- Task prompt: Gather every line of the material that contains the string "curve", copying each one in full. Case counts.

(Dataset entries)
★ ★ ★ ★ ★ ★ ★

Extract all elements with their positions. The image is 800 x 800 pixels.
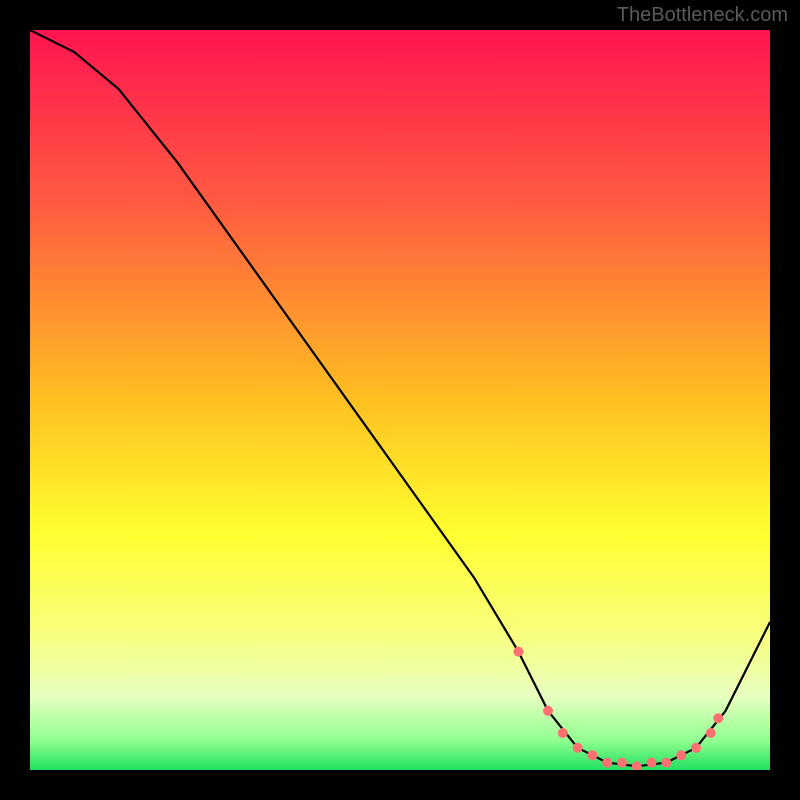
marker-point (513, 647, 523, 657)
marker-point (706, 728, 716, 738)
marker-point (602, 758, 612, 768)
marker-point (558, 728, 568, 738)
curve-layer (30, 30, 770, 770)
plot-area (30, 30, 770, 770)
marker-point (573, 743, 583, 753)
marker-point (713, 713, 723, 723)
marker-point (661, 758, 671, 768)
marker-point (647, 758, 657, 768)
marker-point (691, 743, 701, 753)
highlight-markers (513, 647, 723, 770)
marker-point (617, 758, 627, 768)
marker-point (632, 761, 642, 770)
marker-point (587, 750, 597, 760)
marker-point (543, 706, 553, 716)
marker-point (676, 750, 686, 760)
bottleneck-curve (30, 30, 770, 766)
watermark-text: TheBottleneck.com (617, 4, 788, 27)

★ ★ ★ ★ ★ ★ ★

- Solution to this problem:
curve-layer (30, 30, 770, 770)
bottleneck-curve (30, 30, 770, 766)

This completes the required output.